§ KURZE AUFGABE
Schreib den Artikel „Ein Zionsvolk werden“ über afrikanische Flüchtlinge in Spokane im Anschluss an seinen letzten Satz weiter.

§ DOKUMENTTEXT
□ □ □ □ □
2023
Ein Zionsvolk werden
Februar 2023


„Ein Zionsvolk werden“, Liahona, Februar 2023

Ein Zionsvolk werden

Menschen unterschiedlicher Herkunft in unseren Kreis aufzunehmen führt uns vor Augen, dass ihr Erfahrungsschatz und ihr kultureller Hintergrund sowohl unsere Gemeinde als auch unser Gemeinwesen bereichern

Missionare mit einigen Menschen in der Kirche

Abdruck der Fotos mit freundlicher Genehmigung der Verfasser

In den letzten Jahren durften wir vielen afrikanischen Flüchtlingen, die in Spokane in Washington leben, zur Seite stehen und mit ihnen über das Evangelium sprechen. Viele von ihnen hatten, bevor sie in die Vereinigten Staaten kamen, in ihren Heimatländern Ruanda, Burundi, Kenia, Uganda, Tansania und der Demokratischen Republik Kongo Kriegswirren, Hungersnöte und die gewaltsame Trennung von der Familie durchgemacht.

Nicht in jedem Gemeindegebiet der Welt leben auch Flüchtlinge, das ist uns wohl bewusst. Doch in allen Gemeinden und Zweigen gibt es Menschen unterschiedlichster Herkunft, und uns allen liegt doch daran, Israel zu sammeln und in unserem Umfeld Zion aufzubauen. Wir möchten hier darauf eingehen, was das Prinzip „Lieben, weitergeben, einladen“1 also für uns bedeutet, und erzählen zu diesem Zweck einiges von dem, was uns in den vergangenen Jahren geprägt haben, denn wir sind der Ansicht, dass sich diese drei Grundsätze in allen Gemeinden der Welt in die Tat umsetzen lassen.

Dienst am Nächsten

Wie bei Ammon und den übrigen Söhnen Mosias auf ihrer Mission unter den Lamaniten war es auch uns wichtig, Menschen aus dem Beweggrund heraus zu dienen, dass wir ihnen vielleicht die Liebe Christi vermitteln können (siehe Mosia 28:1-3; Alma 26:15.) Elder Jeffrey R. Holland vom Kollegium der Zwölf Apostel hat einmal festgestellt: „Meistens erhört Gott unsere Gebete wohl durch andere Menschen. Ich bete darum, dass er sich auch unserer bedienen möge. Ich bete darum, dass wir die Antwort auf das Gebet anderer sein können.“2

Nyafuraha Mukushaka gelangte im Juni 2019 aus Burundi nach Spokane. Bald darauf fand sie Arbeit in einer Glasfabrik und musste jeden Morgen um 6 Uhr ihre Schicht antreten. Allerdings fuhr um diese Zeit noch kein Bus. In den vier Monaten bis zu ihrer Führerscheinprüfung stand Tag für Tag jeweils ein Mitglied um 4:40 Uhr auf, fuhr zu ihr nach Hause und brachte sie zur Arbeit. Ihre Eltern und ihr Bruder kamen im August 2021 nach Spokane, und sie erzählte ihnen das. Ihr Vater Vincent interessierte sich deswegen für das wiederhergestellte Evangelium, weil er herausfinden wollte, wer denn so etwas Selbstloses für seine Tochter tun würde. Im November 2021 schloss sich Vincent der Kirche an.
□ □ □ □ □
§ GEGEBENE DATEN
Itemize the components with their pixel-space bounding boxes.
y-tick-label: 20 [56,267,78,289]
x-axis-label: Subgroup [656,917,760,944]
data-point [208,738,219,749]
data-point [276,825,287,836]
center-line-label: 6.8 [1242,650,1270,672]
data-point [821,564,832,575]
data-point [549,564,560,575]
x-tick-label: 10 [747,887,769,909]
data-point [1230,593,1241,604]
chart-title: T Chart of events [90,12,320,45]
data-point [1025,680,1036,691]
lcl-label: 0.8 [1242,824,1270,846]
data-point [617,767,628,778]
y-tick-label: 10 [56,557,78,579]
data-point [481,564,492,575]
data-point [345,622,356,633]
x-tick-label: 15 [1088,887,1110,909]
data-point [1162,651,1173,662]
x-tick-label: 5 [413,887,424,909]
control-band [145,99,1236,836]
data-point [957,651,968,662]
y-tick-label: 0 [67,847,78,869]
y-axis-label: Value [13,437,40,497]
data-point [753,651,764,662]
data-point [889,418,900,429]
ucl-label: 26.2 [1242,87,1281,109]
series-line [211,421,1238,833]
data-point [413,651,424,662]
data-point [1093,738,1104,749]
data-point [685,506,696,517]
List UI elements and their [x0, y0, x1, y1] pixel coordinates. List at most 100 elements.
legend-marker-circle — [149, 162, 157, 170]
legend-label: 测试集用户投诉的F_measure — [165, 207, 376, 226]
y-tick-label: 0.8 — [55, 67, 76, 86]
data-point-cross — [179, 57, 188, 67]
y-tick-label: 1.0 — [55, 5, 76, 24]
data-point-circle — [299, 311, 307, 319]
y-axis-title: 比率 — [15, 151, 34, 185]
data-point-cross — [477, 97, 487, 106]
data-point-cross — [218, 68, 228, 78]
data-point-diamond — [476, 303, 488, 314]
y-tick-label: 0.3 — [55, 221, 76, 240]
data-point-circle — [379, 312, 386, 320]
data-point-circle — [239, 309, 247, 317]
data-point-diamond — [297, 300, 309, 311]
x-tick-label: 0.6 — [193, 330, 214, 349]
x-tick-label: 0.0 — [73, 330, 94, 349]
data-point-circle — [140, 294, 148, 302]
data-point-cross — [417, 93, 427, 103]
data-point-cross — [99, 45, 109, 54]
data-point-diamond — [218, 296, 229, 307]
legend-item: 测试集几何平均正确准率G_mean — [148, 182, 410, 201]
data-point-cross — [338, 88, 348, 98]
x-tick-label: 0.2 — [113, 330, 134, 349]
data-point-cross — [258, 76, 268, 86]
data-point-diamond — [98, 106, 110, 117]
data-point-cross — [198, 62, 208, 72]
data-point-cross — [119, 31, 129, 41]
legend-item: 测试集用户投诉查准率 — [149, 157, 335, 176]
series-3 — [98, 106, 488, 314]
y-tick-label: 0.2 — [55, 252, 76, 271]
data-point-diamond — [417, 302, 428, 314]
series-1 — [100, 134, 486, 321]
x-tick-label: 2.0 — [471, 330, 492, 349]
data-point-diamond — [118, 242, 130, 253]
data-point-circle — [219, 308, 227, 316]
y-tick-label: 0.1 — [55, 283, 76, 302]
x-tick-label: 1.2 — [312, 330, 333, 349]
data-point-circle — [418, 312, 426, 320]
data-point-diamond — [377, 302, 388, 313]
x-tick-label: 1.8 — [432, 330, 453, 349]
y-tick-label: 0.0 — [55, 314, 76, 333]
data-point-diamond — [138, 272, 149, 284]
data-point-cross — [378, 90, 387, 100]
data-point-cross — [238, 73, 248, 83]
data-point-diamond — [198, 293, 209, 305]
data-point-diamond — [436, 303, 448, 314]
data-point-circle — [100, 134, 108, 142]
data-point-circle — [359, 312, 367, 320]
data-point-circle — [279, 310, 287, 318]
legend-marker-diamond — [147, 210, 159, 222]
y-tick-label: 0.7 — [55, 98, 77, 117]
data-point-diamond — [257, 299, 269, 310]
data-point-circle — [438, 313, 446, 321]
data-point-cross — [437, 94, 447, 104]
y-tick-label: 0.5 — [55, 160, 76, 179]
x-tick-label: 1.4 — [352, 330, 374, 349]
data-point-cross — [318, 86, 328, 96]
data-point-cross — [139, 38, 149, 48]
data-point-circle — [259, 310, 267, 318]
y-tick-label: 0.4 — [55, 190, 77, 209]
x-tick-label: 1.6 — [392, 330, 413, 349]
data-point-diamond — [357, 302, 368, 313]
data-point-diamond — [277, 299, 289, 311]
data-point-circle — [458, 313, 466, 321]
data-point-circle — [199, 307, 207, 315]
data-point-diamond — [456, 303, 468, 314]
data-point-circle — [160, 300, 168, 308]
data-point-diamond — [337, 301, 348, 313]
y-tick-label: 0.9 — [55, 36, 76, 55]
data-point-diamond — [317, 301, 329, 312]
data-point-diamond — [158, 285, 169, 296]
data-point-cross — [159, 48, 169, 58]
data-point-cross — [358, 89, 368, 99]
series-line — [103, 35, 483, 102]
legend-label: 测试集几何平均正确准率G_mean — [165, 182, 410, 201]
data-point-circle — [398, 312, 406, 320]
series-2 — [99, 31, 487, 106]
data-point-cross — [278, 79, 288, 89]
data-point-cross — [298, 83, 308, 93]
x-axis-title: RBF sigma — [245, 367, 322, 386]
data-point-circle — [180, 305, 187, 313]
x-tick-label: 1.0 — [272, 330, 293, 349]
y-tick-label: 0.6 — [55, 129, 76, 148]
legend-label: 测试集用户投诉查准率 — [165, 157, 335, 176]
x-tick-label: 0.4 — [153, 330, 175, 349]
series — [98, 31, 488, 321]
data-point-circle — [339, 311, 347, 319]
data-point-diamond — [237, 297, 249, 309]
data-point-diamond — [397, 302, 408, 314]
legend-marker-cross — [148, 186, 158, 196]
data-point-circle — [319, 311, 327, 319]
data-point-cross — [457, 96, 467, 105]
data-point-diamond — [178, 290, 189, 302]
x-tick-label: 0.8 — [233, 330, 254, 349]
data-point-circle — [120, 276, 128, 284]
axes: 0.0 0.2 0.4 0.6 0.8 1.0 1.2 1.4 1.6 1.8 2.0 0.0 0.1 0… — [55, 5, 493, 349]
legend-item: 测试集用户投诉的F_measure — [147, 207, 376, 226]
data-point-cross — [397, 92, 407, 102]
□ □ □ □ □
§ ENDGÜLTIGE ANTWORT
Kayitesi Muhorakeye und ihre Tochter Divin, die ursprünglich aus der Demokratischen Republik Kongo stammten und über Ruanda im Januar 2021 nach Spokane gelangten, waren auf der Suche nach einer Arbeitsstelle und einer Wohnung, damit die gesamte Familie samt allen sieben Kindern aus Texas nachkommen könne. Die Mitglieder halfen bei der Wohnungssuche und beim Umzug. Vier aus der Familie haben sich seither der Kirche angeschlossen.

Die Bandbreite, wie wir unseren afrikanischen Brüdern und Schwestern Liebe entgegenbringen und ihnen zur Seite stehen können, ist immens groß, sodass sich wohl für einen jeden, der auf andere zugehen möchte, etwas Passendes finden lässt. Unsere Freunde brauchten ja bei so vielem Unterstützung – sie mussten Englisch lernen, einkaufen gehen, die Kinder in der Schule anmelden, Auto fahren lernen, ein Bankkonto eröffnen, mit amerikanischen Nahrungsmitteln kochen lernen und dergleichen mehr. Wir hielten aktiv Ausschau danach, wie wir uns einbringen können, und warteten nicht erst, bis jemand um Hilfe bat oder es in unseren Terminkalender passte.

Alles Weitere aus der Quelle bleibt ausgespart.